>> start

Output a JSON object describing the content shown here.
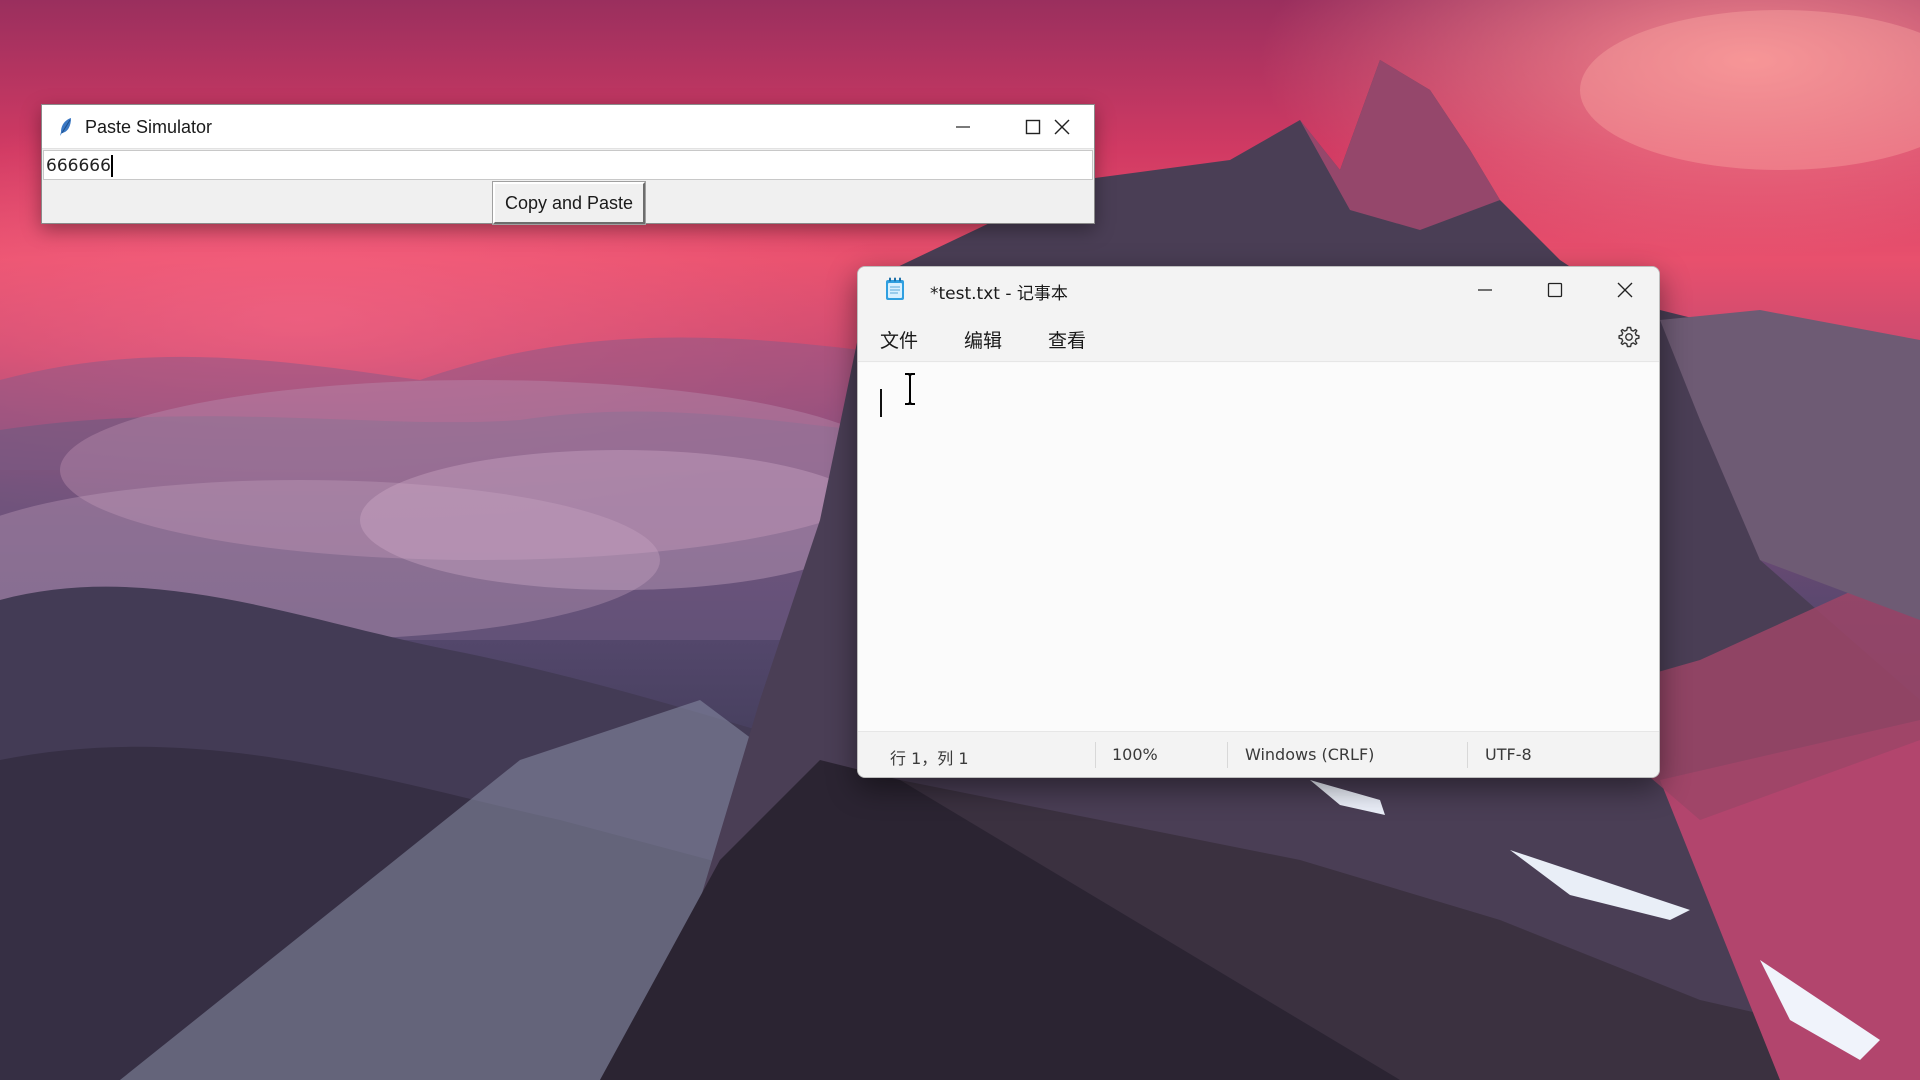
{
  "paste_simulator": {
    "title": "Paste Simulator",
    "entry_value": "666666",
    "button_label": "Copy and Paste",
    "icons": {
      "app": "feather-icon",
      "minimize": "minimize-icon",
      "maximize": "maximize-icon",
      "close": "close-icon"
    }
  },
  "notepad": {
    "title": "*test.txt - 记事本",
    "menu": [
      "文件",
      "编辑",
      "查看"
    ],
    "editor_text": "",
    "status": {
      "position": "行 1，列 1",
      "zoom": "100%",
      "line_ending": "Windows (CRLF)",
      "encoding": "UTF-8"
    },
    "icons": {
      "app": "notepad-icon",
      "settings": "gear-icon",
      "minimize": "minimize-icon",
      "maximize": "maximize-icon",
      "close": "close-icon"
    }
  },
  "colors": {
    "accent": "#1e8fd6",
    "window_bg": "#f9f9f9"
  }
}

>> end

* **SET PROBLEM**
Write out the listing above exactly as it stands, pictures excluded.

* **IN RESPONSE**
Output a JSON object describing the content shown here.
{
  "paste_simulator": {
    "title": "Paste Simulator",
    "entry_value": "666666",
    "button_label": "Copy and Paste",
    "icons": {
      "app": "feather-icon",
      "minimize": "minimize-icon",
      "maximize": "maximize-icon",
      "close": "close-icon"
    }
  },
  "notepad": {
    "title": "*test.txt - 记事本",
    "menu": [
      "文件",
      "编辑",
      "查看"
    ],
    "editor_text": "",
    "status": {
      "position": "行 1，列 1",
      "zoom": "100%",
      "line_ending": "Windows (CRLF)",
      "encoding": "UTF-8"
    },
    "icons": {
      "app": "notepad-icon",
      "settings": "gear-icon",
      "minimize": "minimize-icon",
      "maximize": "maximize-icon",
      "close": "close-icon"
    }
  },
  "colors": {
    "accent": "#1e8fd6",
    "window_bg": "#f9f9f9"
  }
}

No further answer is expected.